_Goal:_ Reproduce every line of the material below, but drop the pictures.

(Dataset entries)
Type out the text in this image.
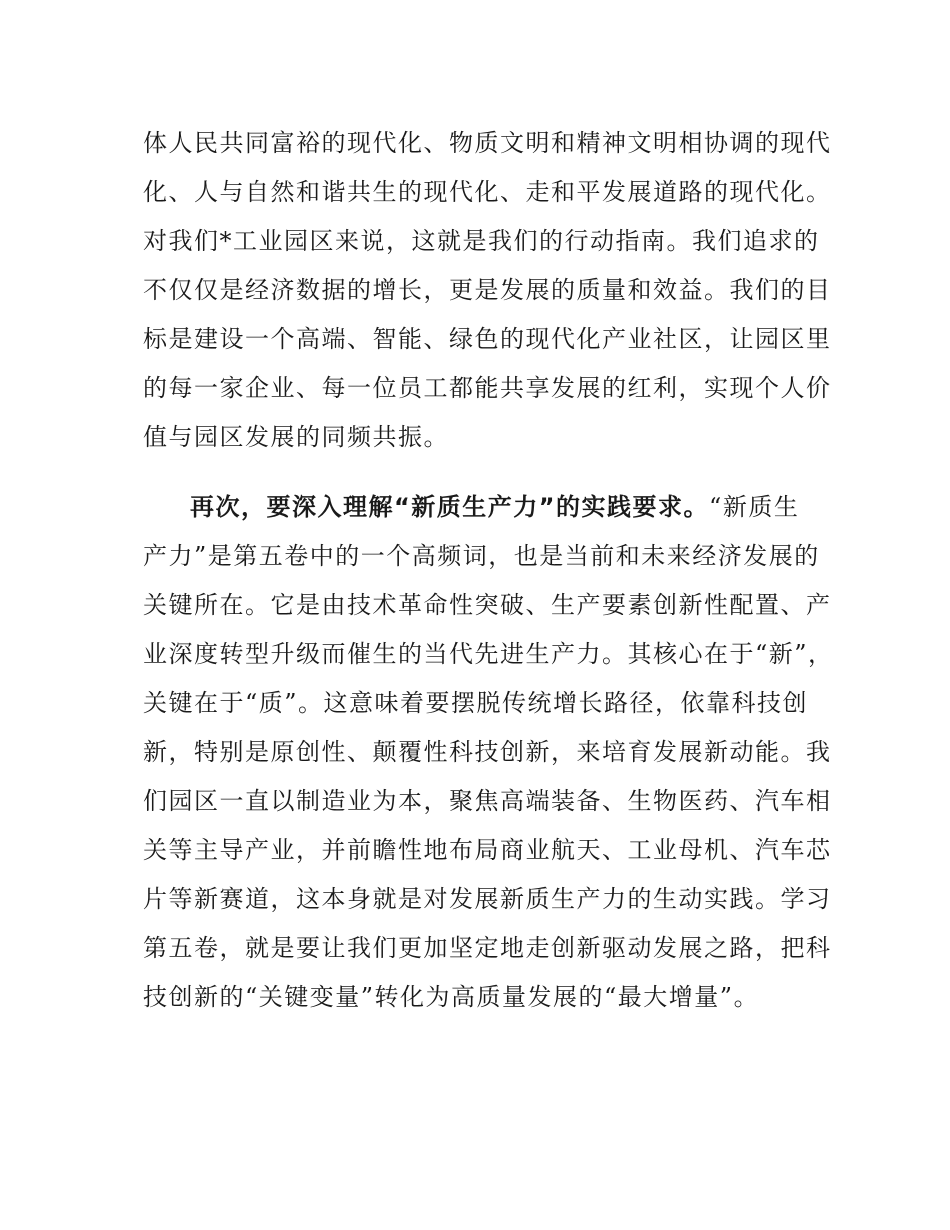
体人民共同富裕的现代化、物质文明和精神文明相协调的现代
化、人与自然和谐共生的现代化、走和平发展道路的现代化。
对我们*工业园区来说，这就是我们的行动指南。我们追求的
不仅仅是经济数据的增长，更是发展的质量和效益。我们的目
标是建设一个高端、智能、绿色的现代化产业社区，让园区里
的每一家企业、每一位员工都能共享发展的红利，实现个人价
值与园区发展的同频共振。
再次，要深入理解“新质生产力”的实践要求。“新质生
产力”是第五卷中的一个高频词，也是当前和未来经济发展的
关键所在。它是由技术革命性突破、生产要素创新性配置、产
业深度转型升级而催生的当代先进生产力。其核心在于“新”，
关键在于“质”。这意味着要摆脱传统增长路径，依靠科技创
新，特别是原创性、颠覆性科技创新，来培育发展新动能。我
们园区一直以制造业为本，聚焦高端装备、生物医药、汽车相
关等主导产业，并前瞻性地布局商业航天、工业母机、汽车芯
片等新赛道，这本身就是对发展新质生产力的生动实践。学习
第五卷，就是要让我们更加坚定地走创新驱动发展之路，把科
技创新的“关键变量”转化为高质量发展的“最大增量”。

_Response to this exercise:_
Type out the text in this image.
体人民共同富裕的现代化、物质文明和精神文明相协调的现代
化、人与自然和谐共生的现代化、走和平发展道路的现代化。
对我们*工业园区来说，这就是我们的行动指南。我们追求的
不仅仅是经济数据的增长，更是发展的质量和效益。我们的目
标是建设一个高端、智能、绿色的现代化产业社区，让园区里
的每一家企业、每一位员工都能共享发展的红利，实现个人价
值与园区发展的同频共振。
再次，要深入理解“新质生产力”的实践要求。“新质生
产力”是第五卷中的一个高频词，也是当前和未来经济发展的
关键所在。它是由技术革命性突破、生产要素创新性配置、产
业深度转型升级而催生的当代先进生产力。其核心在于“新”，
关键在于“质”。这意味着要摆脱传统增长路径，依靠科技创
新，特别是原创性、颠覆性科技创新，来培育发展新动能。我
们园区一直以制造业为本，聚焦高端装备、生物医药、汽车相
关等主导产业，并前瞻性地布局商业航天、工业母机、汽车芯
片等新赛道，这本身就是对发展新质生产力的生动实践。学习
第五卷，就是要让我们更加坚定地走创新驱动发展之路，把科
技创新的“关键变量”转化为高质量发展的“最大增量”。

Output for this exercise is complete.